-------- MATERIAL SHOWN --------

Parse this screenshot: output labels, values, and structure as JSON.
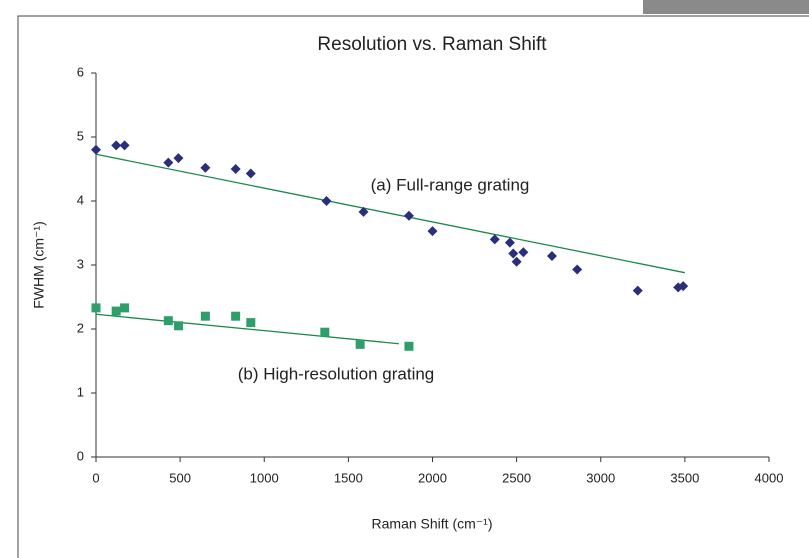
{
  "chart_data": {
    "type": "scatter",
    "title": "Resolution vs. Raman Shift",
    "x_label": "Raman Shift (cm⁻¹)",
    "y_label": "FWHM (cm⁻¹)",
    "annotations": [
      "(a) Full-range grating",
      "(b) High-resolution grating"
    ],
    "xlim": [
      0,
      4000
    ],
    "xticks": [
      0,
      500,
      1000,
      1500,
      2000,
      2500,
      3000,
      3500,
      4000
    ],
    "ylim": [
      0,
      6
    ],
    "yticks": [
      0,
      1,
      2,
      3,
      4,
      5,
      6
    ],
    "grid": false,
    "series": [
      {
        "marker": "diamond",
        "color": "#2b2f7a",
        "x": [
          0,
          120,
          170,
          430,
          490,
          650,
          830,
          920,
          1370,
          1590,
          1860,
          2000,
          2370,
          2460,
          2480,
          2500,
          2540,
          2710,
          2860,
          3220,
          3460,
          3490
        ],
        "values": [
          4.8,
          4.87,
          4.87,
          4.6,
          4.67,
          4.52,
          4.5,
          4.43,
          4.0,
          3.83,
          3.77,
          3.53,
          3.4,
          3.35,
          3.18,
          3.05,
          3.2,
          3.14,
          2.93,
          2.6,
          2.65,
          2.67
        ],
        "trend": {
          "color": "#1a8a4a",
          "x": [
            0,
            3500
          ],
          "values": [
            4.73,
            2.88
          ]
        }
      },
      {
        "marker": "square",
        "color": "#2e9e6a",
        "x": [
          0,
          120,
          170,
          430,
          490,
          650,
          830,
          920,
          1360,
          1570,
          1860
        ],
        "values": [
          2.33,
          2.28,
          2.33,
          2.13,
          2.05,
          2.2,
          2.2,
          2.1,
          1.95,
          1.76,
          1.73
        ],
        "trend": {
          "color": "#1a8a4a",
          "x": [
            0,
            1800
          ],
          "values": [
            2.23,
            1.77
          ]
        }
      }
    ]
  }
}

--------

◆ **TASK GOAL**
From the data above, write out everything exactly except the pictures.

◆ **ANSWER IN FULL**
Parse this screenshot: output labels, values, and structure as JSON.
{
  "chart_data": {
    "type": "scatter",
    "title": "Resolution vs. Raman Shift",
    "x_label": "Raman Shift (cm⁻¹)",
    "y_label": "FWHM (cm⁻¹)",
    "annotations": [
      "(a) Full-range grating",
      "(b) High-resolution grating"
    ],
    "xlim": [
      0,
      4000
    ],
    "xticks": [
      0,
      500,
      1000,
      1500,
      2000,
      2500,
      3000,
      3500,
      4000
    ],
    "ylim": [
      0,
      6
    ],
    "yticks": [
      0,
      1,
      2,
      3,
      4,
      5,
      6
    ],
    "grid": false,
    "series": [
      {
        "marker": "diamond",
        "color": "#2b2f7a",
        "x": [
          0,
          120,
          170,
          430,
          490,
          650,
          830,
          920,
          1370,
          1590,
          1860,
          2000,
          2370,
          2460,
          2480,
          2500,
          2540,
          2710,
          2860,
          3220,
          3460,
          3490
        ],
        "values": [
          4.8,
          4.87,
          4.87,
          4.6,
          4.67,
          4.52,
          4.5,
          4.43,
          4.0,
          3.83,
          3.77,
          3.53,
          3.4,
          3.35,
          3.18,
          3.05,
          3.2,
          3.14,
          2.93,
          2.6,
          2.65,
          2.67
        ],
        "trend": {
          "color": "#1a8a4a",
          "x": [
            0,
            3500
          ],
          "values": [
            4.73,
            2.88
          ]
        }
      },
      {
        "marker": "square",
        "color": "#2e9e6a",
        "x": [
          0,
          120,
          170,
          430,
          490,
          650,
          830,
          920,
          1360,
          1570,
          1860
        ],
        "values": [
          2.33,
          2.28,
          2.33,
          2.13,
          2.05,
          2.2,
          2.2,
          2.1,
          1.95,
          1.76,
          1.73
        ],
        "trend": {
          "color": "#1a8a4a",
          "x": [
            0,
            1800
          ],
          "values": [
            2.23,
            1.77
          ]
        }
      }
    ]
  }
}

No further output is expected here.